**Given problem**
Each entry below is to be extracted exactly.

(Records contained in a dataset)

----------

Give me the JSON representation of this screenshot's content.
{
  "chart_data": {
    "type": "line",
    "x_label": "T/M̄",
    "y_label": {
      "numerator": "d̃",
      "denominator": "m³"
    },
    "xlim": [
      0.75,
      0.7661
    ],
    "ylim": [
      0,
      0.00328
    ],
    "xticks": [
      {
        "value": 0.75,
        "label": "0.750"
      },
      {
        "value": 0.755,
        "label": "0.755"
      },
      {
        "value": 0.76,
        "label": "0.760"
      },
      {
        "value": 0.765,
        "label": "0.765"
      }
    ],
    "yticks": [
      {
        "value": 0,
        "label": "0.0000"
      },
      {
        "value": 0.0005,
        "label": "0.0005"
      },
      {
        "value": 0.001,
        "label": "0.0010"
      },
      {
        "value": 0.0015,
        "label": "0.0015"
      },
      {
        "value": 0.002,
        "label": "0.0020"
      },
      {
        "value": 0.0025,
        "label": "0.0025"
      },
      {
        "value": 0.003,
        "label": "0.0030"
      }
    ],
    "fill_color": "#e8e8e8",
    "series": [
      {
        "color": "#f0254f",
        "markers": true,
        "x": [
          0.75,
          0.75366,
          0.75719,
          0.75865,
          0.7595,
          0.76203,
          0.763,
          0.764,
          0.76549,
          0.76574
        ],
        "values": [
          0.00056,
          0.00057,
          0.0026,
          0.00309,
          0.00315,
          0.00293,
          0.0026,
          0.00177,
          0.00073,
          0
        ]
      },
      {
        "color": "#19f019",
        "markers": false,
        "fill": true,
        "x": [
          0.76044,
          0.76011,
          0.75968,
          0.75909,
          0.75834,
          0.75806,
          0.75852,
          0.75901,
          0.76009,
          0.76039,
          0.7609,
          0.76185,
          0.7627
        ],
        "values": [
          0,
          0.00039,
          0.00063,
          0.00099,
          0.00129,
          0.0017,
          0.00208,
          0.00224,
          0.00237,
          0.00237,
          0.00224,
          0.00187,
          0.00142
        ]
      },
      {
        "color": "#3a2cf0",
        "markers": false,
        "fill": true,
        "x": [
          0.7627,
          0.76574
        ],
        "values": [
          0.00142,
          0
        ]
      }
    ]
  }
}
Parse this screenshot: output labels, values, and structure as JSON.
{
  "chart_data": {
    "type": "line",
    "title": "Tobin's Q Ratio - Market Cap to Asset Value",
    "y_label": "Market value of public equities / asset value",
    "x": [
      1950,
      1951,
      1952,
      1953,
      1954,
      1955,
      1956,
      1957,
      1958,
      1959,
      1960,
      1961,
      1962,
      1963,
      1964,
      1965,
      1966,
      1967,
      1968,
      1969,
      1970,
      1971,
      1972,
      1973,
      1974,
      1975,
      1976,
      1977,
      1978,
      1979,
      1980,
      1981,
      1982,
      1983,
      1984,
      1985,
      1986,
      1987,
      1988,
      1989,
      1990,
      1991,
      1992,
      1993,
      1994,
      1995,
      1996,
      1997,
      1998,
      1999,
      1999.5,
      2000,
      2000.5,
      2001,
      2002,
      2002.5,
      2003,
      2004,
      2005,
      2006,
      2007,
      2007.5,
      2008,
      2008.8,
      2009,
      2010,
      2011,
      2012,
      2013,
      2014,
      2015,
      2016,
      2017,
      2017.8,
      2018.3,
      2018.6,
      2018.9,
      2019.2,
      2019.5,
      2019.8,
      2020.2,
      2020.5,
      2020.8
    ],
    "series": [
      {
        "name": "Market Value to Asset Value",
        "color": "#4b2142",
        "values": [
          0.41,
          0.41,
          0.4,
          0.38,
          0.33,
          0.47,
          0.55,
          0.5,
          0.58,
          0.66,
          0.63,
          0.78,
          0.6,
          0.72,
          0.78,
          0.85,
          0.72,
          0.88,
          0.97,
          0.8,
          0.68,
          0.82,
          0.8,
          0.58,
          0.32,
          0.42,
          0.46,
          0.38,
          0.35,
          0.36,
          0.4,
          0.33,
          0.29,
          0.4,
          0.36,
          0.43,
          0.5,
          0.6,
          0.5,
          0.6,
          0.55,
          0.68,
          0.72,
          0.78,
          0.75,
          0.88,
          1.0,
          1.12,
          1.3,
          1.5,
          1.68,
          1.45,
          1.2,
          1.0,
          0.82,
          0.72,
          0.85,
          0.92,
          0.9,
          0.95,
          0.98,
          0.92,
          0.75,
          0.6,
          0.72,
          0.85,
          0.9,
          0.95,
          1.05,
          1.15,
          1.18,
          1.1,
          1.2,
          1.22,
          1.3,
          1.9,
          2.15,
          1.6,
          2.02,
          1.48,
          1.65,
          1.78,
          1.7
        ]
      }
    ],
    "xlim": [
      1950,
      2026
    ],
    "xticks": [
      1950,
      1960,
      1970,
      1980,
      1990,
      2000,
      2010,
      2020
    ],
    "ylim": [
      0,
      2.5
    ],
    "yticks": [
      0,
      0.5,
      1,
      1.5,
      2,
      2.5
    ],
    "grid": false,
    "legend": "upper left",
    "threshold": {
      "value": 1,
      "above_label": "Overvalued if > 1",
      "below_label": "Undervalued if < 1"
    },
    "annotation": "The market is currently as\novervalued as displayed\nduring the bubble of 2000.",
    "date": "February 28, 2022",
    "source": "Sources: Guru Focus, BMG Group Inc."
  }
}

----------

**Result of the exercise**
Give me the JSON representation of this screenshot's content.
{
  "chart_data": {
    "type": "line",
    "x_label": "T/M̄",
    "y_label": {
      "numerator": "d̃",
      "denominator": "m³"
    },
    "xlim": [
      0.75,
      0.7661
    ],
    "ylim": [
      0,
      0.00328
    ],
    "xticks": [
      {
        "value": 0.75,
        "label": "0.750"
      },
      {
        "value": 0.755,
        "label": "0.755"
      },
      {
        "value": 0.76,
        "label": "0.760"
      },
      {
        "value": 0.765,
        "label": "0.765"
      }
    ],
    "yticks": [
      {
        "value": 0,
        "label": "0.0000"
      },
      {
        "value": 0.0005,
        "label": "0.0005"
      },
      {
        "value": 0.001,
        "label": "0.0010"
      },
      {
        "value": 0.0015,
        "label": "0.0015"
      },
      {
        "value": 0.002,
        "label": "0.0020"
      },
      {
        "value": 0.0025,
        "label": "0.0025"
      },
      {
        "value": 0.003,
        "label": "0.0030"
      }
    ],
    "fill_color": "#e8e8e8",
    "series": [
      {
        "color": "#f0254f",
        "markers": true,
        "x": [
          0.75,
          0.75366,
          0.75719,
          0.75865,
          0.7595,
          0.76203,
          0.763,
          0.764,
          0.76549,
          0.76574
        ],
        "values": [
          0.00056,
          0.00057,
          0.0026,
          0.00309,
          0.00315,
          0.00293,
          0.0026,
          0.00177,
          0.00073,
          0
        ]
      },
      {
        "color": "#19f019",
        "markers": false,
        "fill": true,
        "x": [
          0.76044,
          0.76011,
          0.75968,
          0.75909,
          0.75834,
          0.75806,
          0.75852,
          0.75901,
          0.76009,
          0.76039,
          0.7609,
          0.76185,
          0.7627
        ],
        "values": [
          0,
          0.00039,
          0.00063,
          0.00099,
          0.00129,
          0.0017,
          0.00208,
          0.00224,
          0.00237,
          0.00237,
          0.00224,
          0.00187,
          0.00142
        ]
      },
      {
        "color": "#3a2cf0",
        "markers": false,
        "fill": true,
        "x": [
          0.7627,
          0.76574
        ],
        "values": [
          0.00142,
          0
        ]
      }
    ]
  }
}
Parse this screenshot: output labels, values, and structure as JSON.
{
  "chart_data": {
    "type": "line",
    "title": "Tobin's Q Ratio - Market Cap to Asset Value",
    "y_label": "Market value of public equities / asset value",
    "x": [
      1950,
      1951,
      1952,
      1953,
      1954,
      1955,
      1956,
      1957,
      1958,
      1959,
      1960,
      1961,
      1962,
      1963,
      1964,
      1965,
      1966,
      1967,
      1968,
      1969,
      1970,
      1971,
      1972,
      1973,
      1974,
      1975,
      1976,
      1977,
      1978,
      1979,
      1980,
      1981,
      1982,
      1983,
      1984,
      1985,
      1986,
      1987,
      1988,
      1989,
      1990,
      1991,
      1992,
      1993,
      1994,
      1995,
      1996,
      1997,
      1998,
      1999,
      1999.5,
      2000,
      2000.5,
      2001,
      2002,
      2002.5,
      2003,
      2004,
      2005,
      2006,
      2007,
      2007.5,
      2008,
      2008.8,
      2009,
      2010,
      2011,
      2012,
      2013,
      2014,
      2015,
      2016,
      2017,
      2017.8,
      2018.3,
      2018.6,
      2018.9,
      2019.2,
      2019.5,
      2019.8,
      2020.2,
      2020.5,
      2020.8
    ],
    "series": [
      {
        "name": "Market Value to Asset Value",
        "color": "#4b2142",
        "values": [
          0.41,
          0.41,
          0.4,
          0.38,
          0.33,
          0.47,
          0.55,
          0.5,
          0.58,
          0.66,
          0.63,
          0.78,
          0.6,
          0.72,
          0.78,
          0.85,
          0.72,
          0.88,
          0.97,
          0.8,
          0.68,
          0.82,
          0.8,
          0.58,
          0.32,
          0.42,
          0.46,
          0.38,
          0.35,
          0.36,
          0.4,
          0.33,
          0.29,
          0.4,
          0.36,
          0.43,
          0.5,
          0.6,
          0.5,
          0.6,
          0.55,
          0.68,
          0.72,
          0.78,
          0.75,
          0.88,
          1.0,
          1.12,
          1.3,
          1.5,
          1.68,
          1.45,
          1.2,
          1.0,
          0.82,
          0.72,
          0.85,
          0.92,
          0.9,
          0.95,
          0.98,
          0.92,
          0.75,
          0.6,
          0.72,
          0.85,
          0.9,
          0.95,
          1.05,
          1.15,
          1.18,
          1.1,
          1.2,
          1.22,
          1.3,
          1.9,
          2.15,
          1.6,
          2.02,
          1.48,
          1.65,
          1.78,
          1.7
        ]
      }
    ],
    "xlim": [
      1950,
      2026
    ],
    "xticks": [
      1950,
      1960,
      1970,
      1980,
      1990,
      2000,
      2010,
      2020
    ],
    "ylim": [
      0,
      2.5
    ],
    "yticks": [
      0,
      0.5,
      1,
      1.5,
      2,
      2.5
    ],
    "grid": false,
    "legend": "upper left",
    "threshold": {
      "value": 1,
      "above_label": "Overvalued if > 1",
      "below_label": "Undervalued if < 1"
    },
    "annotation": "The market is currently as\novervalued as displayed\nduring the bubble of 2000.",
    "date": "February 28, 2022",
    "source": "Sources: Guru Focus, BMG Group Inc."
  }
}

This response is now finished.